§ **What needs to be done**
Taking the listing below line by line, tally those that contain the string "labels". Give the total alone.

§ **Records shown**
=== Begin Enclosure ===
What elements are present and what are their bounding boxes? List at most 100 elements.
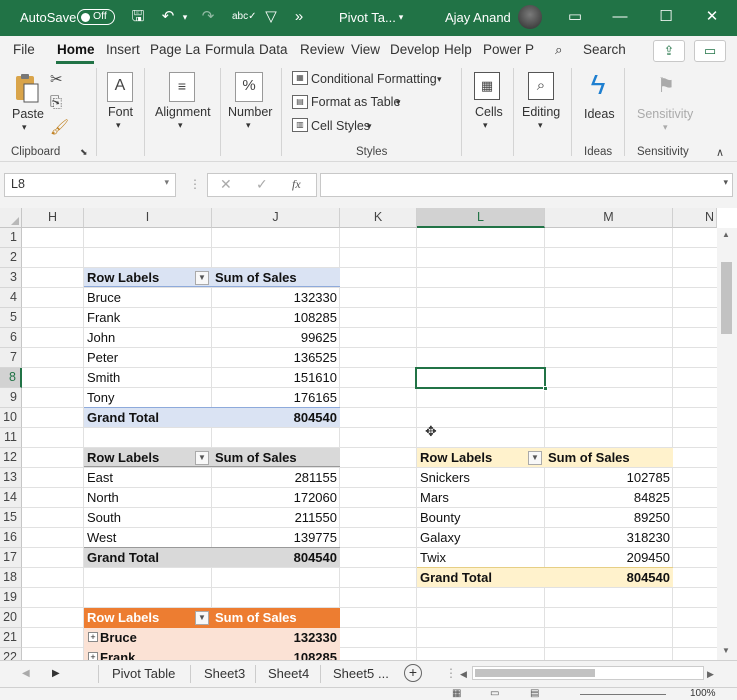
editing-dropdown-icon[interactable]: ▾ xyxy=(538,120,543,131)
pivot3-value-header[interactable]: Sum of Sales xyxy=(545,448,673,468)
formula-input[interactable]: ▾ xyxy=(320,173,733,197)
pivot1-filter-dropdown-icon[interactable]: ▼ xyxy=(195,271,209,285)
number-dropdown-icon[interactable]: ▾ xyxy=(246,120,251,131)
pivot1-total-label[interactable]: Grand Total xyxy=(84,408,212,428)
pivot3-row-labels-header[interactable]: Row Labels xyxy=(417,448,545,468)
pivot2-value[interactable]: 211550 xyxy=(212,508,340,528)
pivot3-label[interactable]: Bounty xyxy=(417,508,545,528)
more-commands-icon[interactable]: » xyxy=(292,8,306,26)
pivot4-value-header[interactable]: Sum of Sales xyxy=(212,608,340,628)
conditional-formatting-label[interactable]: Conditional Formatting xyxy=(311,72,437,86)
pivot2-label[interactable]: West xyxy=(84,528,212,548)
pivot2-label[interactable]: North xyxy=(84,488,212,508)
scroll-up-icon[interactable]: ▲ xyxy=(722,230,730,239)
horizontal-scrollbar-track[interactable] xyxy=(472,666,704,680)
cells-label[interactable]: Cells xyxy=(475,105,503,119)
row-header[interactable]: 3 xyxy=(0,268,22,288)
pivot3-label[interactable]: Snickers xyxy=(417,468,545,488)
more-sheets[interactable]: ... xyxy=(378,666,389,681)
tab-split-grip-icon[interactable]: ⋮ xyxy=(445,666,457,680)
vertical-scrollbar[interactable]: ▲ ▼ xyxy=(717,228,737,660)
tab-developer[interactable]: Develop xyxy=(390,42,440,57)
column-header-j[interactable]: J xyxy=(212,208,340,228)
maximize-icon[interactable]: ☐ xyxy=(657,8,675,26)
pivot3-value[interactable]: 102785 xyxy=(545,468,673,488)
undo-dropdown-icon[interactable]: ▾ xyxy=(180,8,190,26)
alignment-dropdown-icon[interactable]: ▾ xyxy=(178,120,183,131)
pivot2-label[interactable]: East xyxy=(84,468,212,488)
row-header[interactable]: 18 xyxy=(0,568,22,588)
tab-review[interactable]: Review xyxy=(300,42,344,57)
row-header[interactable]: 6 xyxy=(0,328,22,348)
select-all-corner[interactable] xyxy=(0,208,22,228)
pivot1-row-labels-header[interactable]: Row Labels xyxy=(84,268,212,288)
alignment-icon[interactable]: ≡ xyxy=(169,72,195,102)
sheet-tab-sheet3[interactable]: Sheet3 xyxy=(204,666,245,681)
conditional-dropdown-icon[interactable]: ▾ xyxy=(437,74,442,85)
collapse-ribbon-icon[interactable]: ∧ xyxy=(716,146,724,159)
scroll-tabs-left-icon[interactable]: ◀ xyxy=(22,668,30,679)
column-header-h[interactable]: H xyxy=(22,208,84,228)
pivot1-value[interactable]: 99625 xyxy=(212,328,340,348)
autosave-toggle[interactable]: Off xyxy=(77,9,115,25)
add-sheet-icon[interactable]: + xyxy=(404,664,422,682)
column-header-l[interactable]: L xyxy=(417,208,545,228)
insert-function-icon[interactable]: fx xyxy=(292,177,301,192)
pivot2-total-value[interactable]: 804540 xyxy=(212,548,340,568)
scroll-tabs-right-icon[interactable]: ▶ xyxy=(52,668,60,679)
pivot2-filter-dropdown-icon[interactable]: ▼ xyxy=(195,451,209,465)
row-header[interactable]: 13 xyxy=(0,468,22,488)
row-header[interactable]: 10 xyxy=(0,408,22,428)
row-header[interactable]: 5 xyxy=(0,308,22,328)
tab-help[interactable]: Help xyxy=(444,42,472,57)
share-button[interactable]: ⇪ xyxy=(653,40,685,62)
column-header-i[interactable]: I xyxy=(84,208,212,228)
tab-home[interactable]: Home xyxy=(57,42,95,57)
pivot3-filter-dropdown-icon[interactable]: ▼ xyxy=(528,451,542,465)
pivot1-value[interactable]: 151610 xyxy=(212,368,340,388)
cells-icon[interactable]: ▦ xyxy=(474,72,500,100)
comments-button[interactable]: ▭ xyxy=(694,40,726,62)
page-break-view-icon[interactable]: ▤ xyxy=(530,688,539,699)
pivot3-value[interactable]: 318230 xyxy=(545,528,673,548)
pivot3-value[interactable]: 209450 xyxy=(545,548,673,568)
tab-data[interactable]: Data xyxy=(259,42,288,57)
paste-dropdown-icon[interactable]: ▾ xyxy=(22,122,27,133)
row-header[interactable]: 21 xyxy=(0,628,22,648)
pivot2-value[interactable]: 172060 xyxy=(212,488,340,508)
close-icon[interactable]: ✕ xyxy=(703,8,721,26)
active-cell-selection[interactable] xyxy=(415,367,548,391)
row-header[interactable]: 1 xyxy=(0,228,22,248)
name-box[interactable]: L8 ▾ xyxy=(4,173,176,197)
row-header[interactable]: 20 xyxy=(0,608,22,628)
formula-bar-grip-icon[interactable]: ⋮ xyxy=(189,177,201,191)
font-icon[interactable]: A xyxy=(107,72,133,102)
tab-insert[interactable]: Insert xyxy=(106,42,140,57)
scroll-down-icon[interactable]: ▼ xyxy=(722,646,730,655)
clipboard-launcher-icon[interactable]: ⬊ xyxy=(80,147,88,158)
pivot2-value[interactable]: 281155 xyxy=(212,468,340,488)
copy-icon[interactable]: ⎘ xyxy=(50,94,62,111)
spelling-icon[interactable]: abc✓ xyxy=(232,8,257,26)
h-scroll-left-icon[interactable]: ◀ xyxy=(460,669,467,680)
format-table-dropdown-icon[interactable]: ▾ xyxy=(396,97,401,108)
fill-handle[interactable] xyxy=(543,386,548,391)
pivot4-label[interactable]: Frank xyxy=(97,648,212,660)
search-icon[interactable]: ⌕ xyxy=(555,42,563,58)
row-header[interactable]: 7 xyxy=(0,348,22,368)
pivot3-value[interactable]: 89250 xyxy=(545,508,673,528)
user-name[interactable]: Ajay Anand xyxy=(445,10,511,25)
pivot3-label[interactable]: Galaxy xyxy=(417,528,545,548)
save-icon[interactable]: 🖫 xyxy=(128,8,148,26)
worksheet-grid[interactable]: H I J K L M N 1 2 3 4 5 6 7 8 9 10 11 12… xyxy=(0,208,737,660)
undo-icon[interactable]: ↶ xyxy=(157,8,179,26)
cell-styles-label[interactable]: Cell Styles xyxy=(311,119,370,133)
alignment-label[interactable]: Alignment xyxy=(155,105,211,119)
document-title[interactable]: Pivot Ta... xyxy=(339,10,396,25)
pivot1-value[interactable]: 176165 xyxy=(212,388,340,408)
row-header[interactable]: 12 xyxy=(0,448,22,468)
ideas-icon[interactable]: ϟ xyxy=(584,68,612,102)
pivot1-label[interactable]: Frank xyxy=(84,308,212,328)
pivot3-total-label[interactable]: Grand Total xyxy=(417,568,545,588)
sheet-tab-sheet4[interactable]: Sheet4 xyxy=(268,666,309,681)
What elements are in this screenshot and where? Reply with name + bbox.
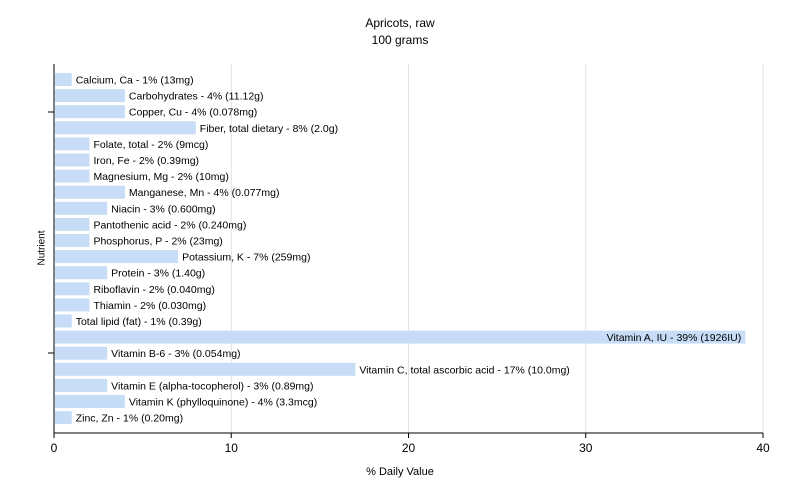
bar-label: Carbohydrates - 4% (11.12g) [129, 91, 264, 103]
bar-label: Fiber, total dietary - 8% (2.0g) [200, 123, 338, 135]
x-tick-label: 0 [51, 441, 58, 455]
bar [55, 395, 125, 408]
bar [55, 217, 90, 231]
chart-plot: Calcium, Ca - 1% (13mg) Carbohydrates - 4… [48, 64, 770, 455]
bar-label: Magnesium, Mg - 2% (10mg) [93, 171, 228, 183]
x-tick-label: 10 [225, 441, 239, 455]
bar [55, 121, 196, 135]
bar-label: Potassium, K - 7% (259mg) [182, 252, 310, 264]
bar [55, 282, 90, 296]
bar-label: Vitamin K (phylloquinone) - 4% (3.3mcg) [129, 397, 317, 409]
bar [55, 169, 90, 183]
bar-label: Zinc, Zn - 1% (0.20mg) [76, 413, 183, 425]
bar-label: Vitamin A, IU - 39% (1926IU) [607, 332, 742, 344]
bar [55, 73, 72, 86]
bar-label: Phosphorus, P - 2% (23mg) [93, 236, 222, 248]
bar [55, 153, 90, 167]
bar-label: Copper, Cu - 4% (0.078mg) [129, 107, 257, 119]
x-tick-label: 40 [756, 441, 770, 455]
bar [55, 362, 356, 376]
bar [55, 346, 108, 360]
x-tick-label: 20 [402, 441, 416, 455]
y-axis-label: Nutrient [36, 230, 48, 266]
bar [55, 411, 72, 425]
bar-label: Iron, Fe - 2% (0.39mg) [93, 155, 199, 167]
bar [55, 105, 125, 119]
bar-label: Protein - 3% (1.40g) [111, 268, 205, 280]
bar [55, 314, 72, 328]
x-tick-label: 30 [579, 441, 593, 455]
bar [55, 266, 108, 280]
bar [55, 89, 125, 103]
bar-label: Niacin - 3% (0.600mg) [111, 203, 215, 215]
bar-label: Folate, total - 2% (9mcg) [93, 139, 208, 151]
bar-label: Manganese, Mn - 4% (0.077mg) [129, 187, 280, 199]
bar [55, 234, 90, 247]
bar [55, 298, 90, 312]
bar-label: Total lipid (fat) - 1% (0.39g) [76, 316, 202, 328]
bar [55, 250, 179, 264]
bar-label: Vitamin B-6 - 3% (0.054mg) [111, 348, 240, 360]
bar-label: Vitamin E (alpha-tocopherol) - 3% (0.89m… [111, 380, 313, 392]
bar-label: Vitamin C, total ascorbic acid - 17% (10… [359, 364, 569, 376]
bar [55, 201, 108, 215]
bar-label: Pantothenic acid - 2% (0.240mg) [93, 219, 246, 231]
bar [55, 378, 108, 392]
bar-label: Riboflavin - 2% (0.040mg) [93, 284, 214, 296]
bar [55, 137, 90, 151]
bar-label: Thiamin - 2% (0.030mg) [93, 300, 206, 312]
bar [55, 185, 125, 199]
x-axis-label: % Daily Value [366, 466, 434, 478]
bar-label: Calcium, Ca - 1% (13mg) [76, 75, 194, 87]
=== End Enclosure ===
§ **Output for this task**
2